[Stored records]
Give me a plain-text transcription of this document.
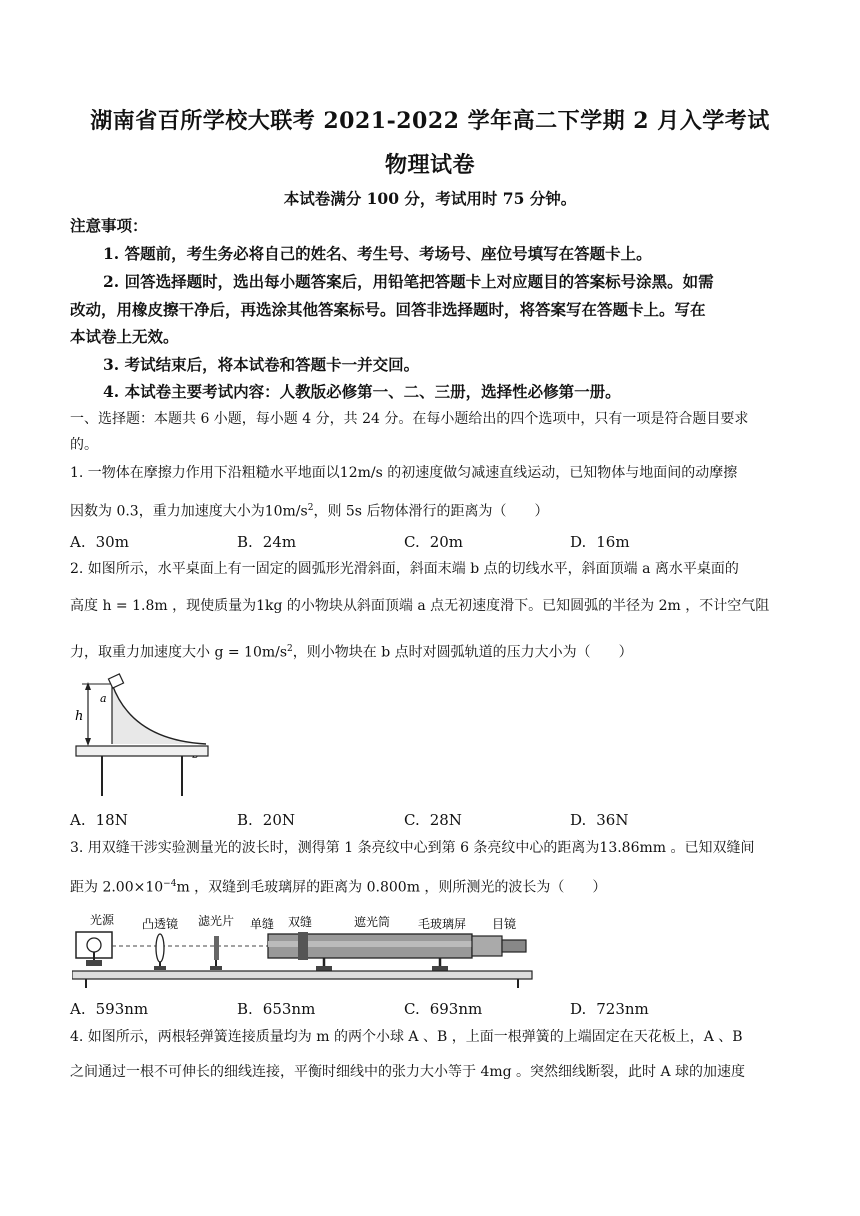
湖南省百所学校大联考 2021-2022 学年高二下学期 2 月入学考试
物理试卷
本试卷满分 100 分，考试用时 75 分钟。
注意事项：
1. 答题前，考生务必将自己的姓名、考生号、考场号、座位号填写在答题卡上。
2. 回答选择题时，选出每小题答案后，用铅笔把答题卡上对应题目的答案标号涂黑。如需
改动，用橡皮擦干净后，再选涂其他答案标号。回答非选择题时，将答案写在答题卡上。写在
本试卷上无效。
3. 考试结束后，将本试卷和答题卡一并交回。
4. 本试卷主要考试内容：人教版必修第一、二、三册，选择性必修第一册。
一、选择题：本题共 6 小题，每小题 4 分，共 24 分。在每小题给出的四个选项中，只有一项是符合题目要求
的。
1. 一物体在摩擦力作用下沿粗糙水平地面以12m/s 的初速度做匀减速直线运动，已知物体与地面间的动摩擦
因数为 0.3，重力加速度大小为$10m/s^2$，则 5s 后物体滑行的距离为（　　）
A. 30m	B. 24m	C. 20m	D. 16m
2. 如图所示，水平桌面上有一固定的圆弧形光滑斜面，斜面末端 b 点的切线水平，斜面顶端 a 离水平桌面的
高度 h = 1.8m ，现使质量为1kg 的小物块从斜面顶端 a 点无初速度滑下。已知圆弧的半径为 2m ，不计空气阻
力，取重力加速度大小 $g = 10m/s^2$，则小物块在 b 点时对圆弧轨道的压力大小为（　　）
h
a
A. 18N	B. 20N	C. 28N	D. 36N
3. 用双缝干涉实验测量光的波长时，测得第 1 条亮纹中心到第 6 条亮纹中心的距离为13.86mm 。已知双缝间
距为 $2.00\times 10^{-4}m$ ，双缝到毛玻璃屏的距离为 0.800m ，则所测光的波长为（　　）
光源 凸透镜 滤光片 单缝 双缝	遮光筒 毛玻璃屏 目镜
A. 593nm	B. 653nm	C. 693nm	D. 723nm
4. 如图所示，两根轻弹簧连接质量均为 m 的两个小球 A 、B ，上面一根弹簧的上端固定在天花板上，A 、B
之间通过一根不可伸长的细线连接，平衡时细线中的张力大小等于 4mg 。突然细线断裂，此时 A 球的加速度
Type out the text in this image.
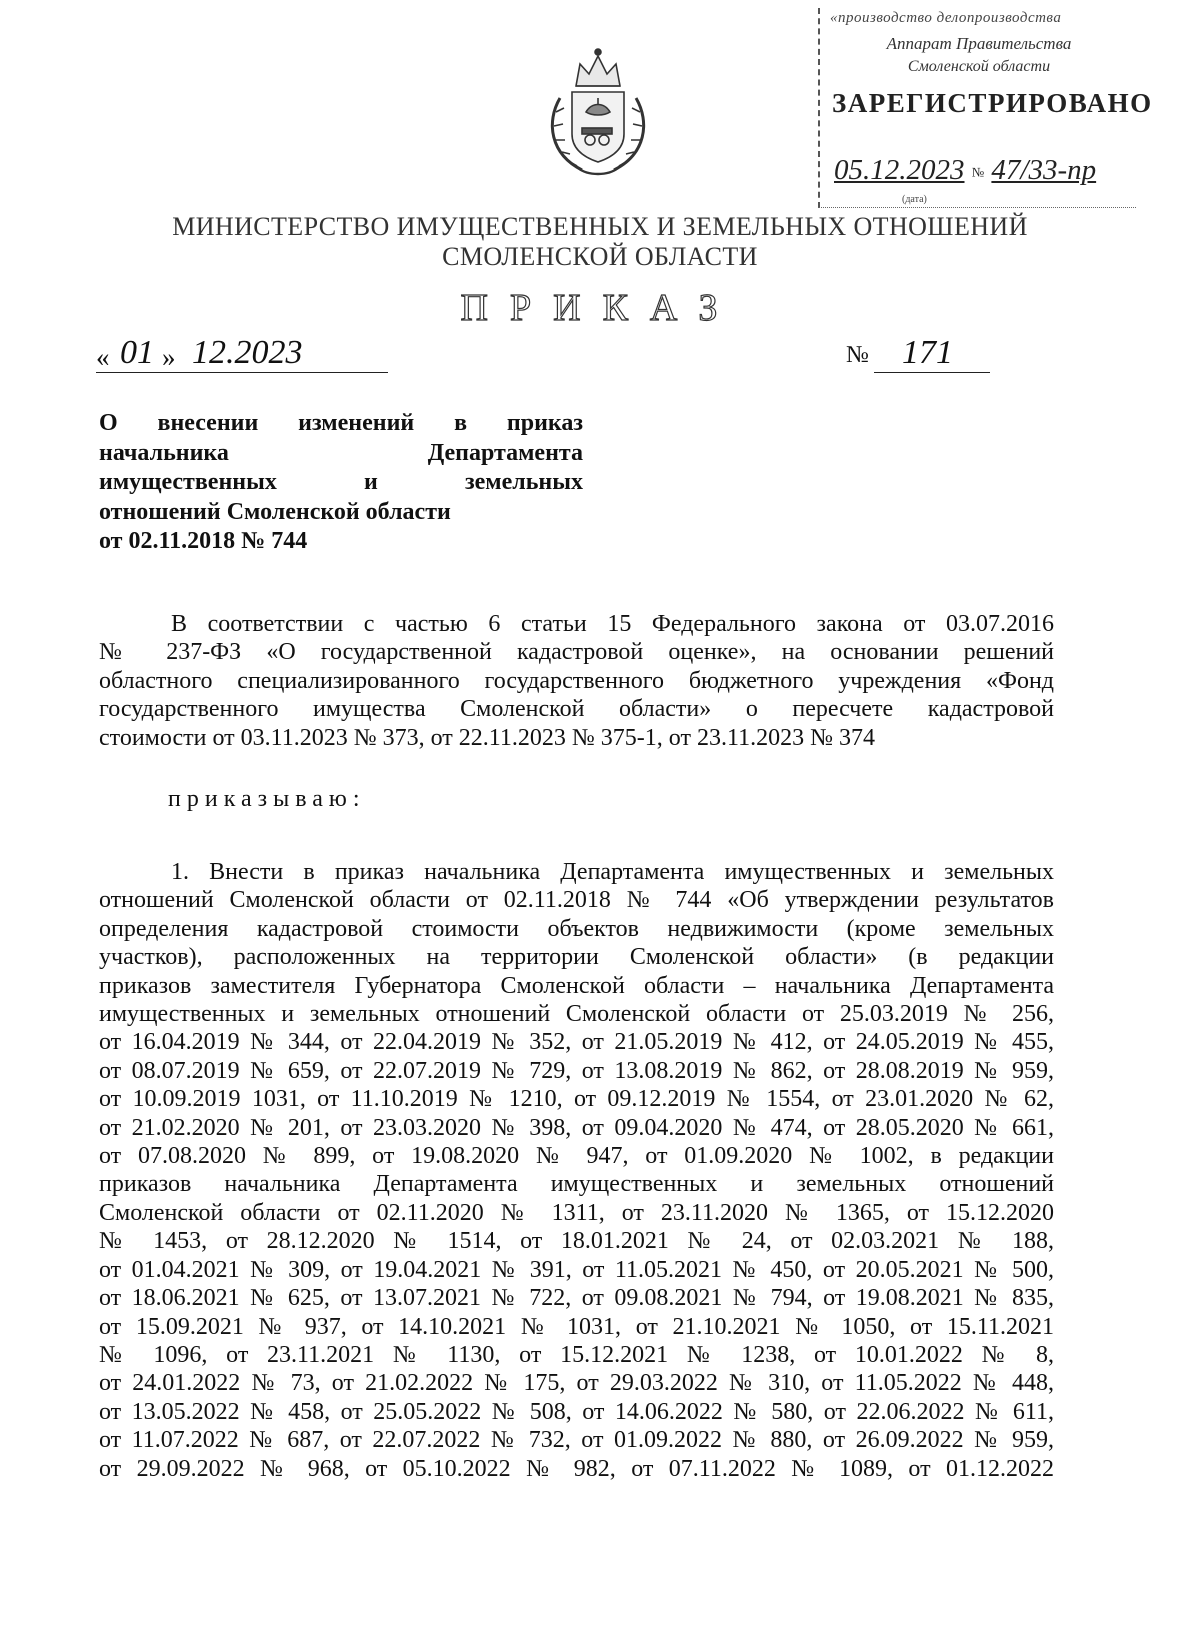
«производство делопроизводства
Аппарат Правительства
Смоленской области
ЗАРЕГИСТРИРОВАНО
05.12.2023 № 47/33-пр
(дата)
МИНИСТЕРСТВО ИМУЩЕСТВЕННЫХ И ЗЕМЕЛЬНЫХ ОТНОШЕНИЙ
СМОЛЕНСКОЙ ОБЛАСТИ
ПРИКАЗ
« 01 » 12.2023	№ 171
О внесении изменений в приказ
начальника Департамента
имущественных и земельных
отношений Смоленской области
от 02.11.2018 № 744
В соответствии с частью 6 статьи 15 Федерального закона от 03.07.2016
№ 237-ФЗ «О государственной кадастровой оценке», на основании решений
областного специализированного государственного бюджетного учреждения «Фонд
государственного имущества Смоленской области» о пересчете кадастровой
стоимости от 03.11.2023 № 373, от 22.11.2023 № 375-1, от 23.11.2023 № 374
приказываю:
1. Внести в приказ начальника Департамента имущественных и земельных
отношений Смоленской области от 02.11.2018 № 744 «Об утверждении результатов
определения кадастровой стоимости объектов недвижимости (кроме земельных
участков), расположенных на территории Смоленской области» (в редакции
приказов заместителя Губернатора Смоленской области – начальника Департамента
имущественных и земельных отношений Смоленской области от 25.03.2019 № 256,
от 16.04.2019 № 344, от 22.04.2019 № 352, от 21.05.2019 № 412, от 24.05.2019 № 455,
от 08.07.2019 № 659, от 22.07.2019 № 729, от 13.08.2019 № 862, от 28.08.2019 № 959,
от 10.09.2019 1031, от 11.10.2019 № 1210, от 09.12.2019 № 1554, от 23.01.2020 № 62,
от 21.02.2020 № 201, от 23.03.2020 № 398, от 09.04.2020 № 474, от 28.05.2020 № 661,
от 07.08.2020 № 899, от 19.08.2020 № 947, от 01.09.2020 № 1002, в редакции
приказов начальника Департамента имущественных и земельных отношений
Смоленской области от 02.11.2020 № 1311, от 23.11.2020 № 1365, от 15.12.2020
№ 1453, от 28.12.2020 № 1514, от 18.01.2021 № 24, от 02.03.2021 № 188,
от 01.04.2021 № 309, от 19.04.2021 № 391, от 11.05.2021 № 450, от 20.05.2021 № 500,
от 18.06.2021 № 625, от 13.07.2021 № 722, от 09.08.2021 № 794, от 19.08.2021 № 835,
от 15.09.2021 № 937, от 14.10.2021 № 1031, от 21.10.2021 № 1050, от 15.11.2021
№ 1096, от 23.11.2021 № 1130, от 15.12.2021 № 1238, от 10.01.2022 № 8,
от 24.01.2022 № 73, от 21.02.2022 № 175, от 29.03.2022 № 310, от 11.05.2022 № 448,
от 13.05.2022 № 458, от 25.05.2022 № 508, от 14.06.2022 № 580, от 22.06.2022 № 611,
от 11.07.2022 № 687, от 22.07.2022 № 732, от 01.09.2022 № 880, от 26.09.2022 № 959,
от 29.09.2022 № 968, от 05.10.2022 № 982, от 07.11.2022 № 1089, от 01.12.2022
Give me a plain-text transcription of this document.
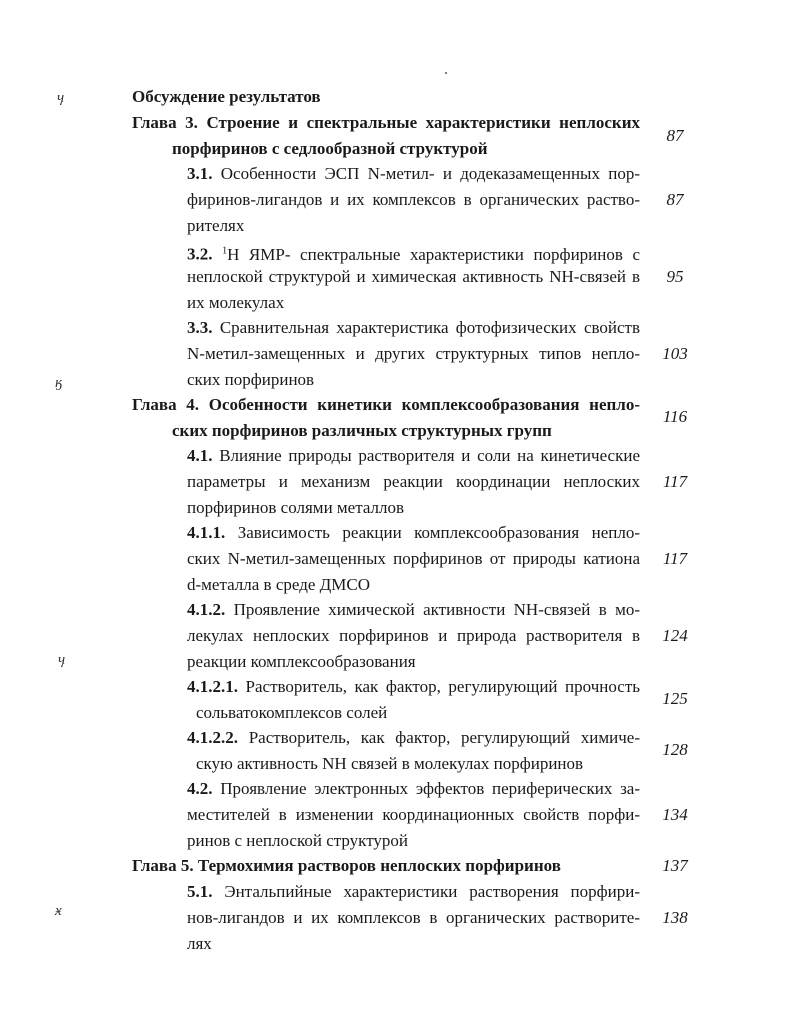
ӌ
ӄ
ӌ
ӿ
Обсуждение результатов
Глава 3. Строение и спектральные характеристики неплоских
порфиринов с седлообразной структурой
87
3.1. Особенности ЭСП N-метил- и додеказамещенных пор-
фиринов-лигандов и их комплексов в органических раство-
рителях
87
3.2. $^1$Н ЯМР- спектральные характеристики порфиринов с
неплоской структурой и химическая активность NH-связей в
их молекулах
95
3.3. Сравнительная характеристика фотофизических свойств
N-метил-замещенных и других структурных типов непло-
ских порфиринов
103
Глава 4. Особенности кинетики комплексообразования непло-
ских порфиринов различных структурных групп
116
4.1. Влияние природы растворителя и соли на кинетические
параметры и механизм реакции координации неплоских
порфиринов солями металлов
117
4.1.1. Зависимость реакции комплексообразования непло-
ских N-метил-замещенных порфиринов от природы катиона
d-металла в среде ДМСО
117
4.1.2. Проявление химической активности NH-связей в мо-
лекулах неплоских порфиринов и природа растворителя в
реакции комплексообразования
124
4.1.2.1. Растворитель, как фактор, регулирующий прочность
сольватокомплексов солей
125
4.1.2.2. Растворитель, как фактор, регулирующий химиче-
скую активность NH связей в молекулах порфиринов
128
4.2. Проявление электронных эффектов периферических за-
местителей в изменении координационных свойств порфи-
ринов с неплоской структурой
134
Глава 5. Термохимия растворов неплоских порфиринов	137
5.1. Энтальпийные характеристики растворения порфири-
нов-лигандов и их комплексов в органических растворите-
лях
138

YOUR OBJECTIVE. Using the entries above, return each line that includes the word "активность".

RESULT OF THIS EXERCISE.
неплоской структурой и химическая активность NH-связей в
скую активность NH связей в молекулах порфиринов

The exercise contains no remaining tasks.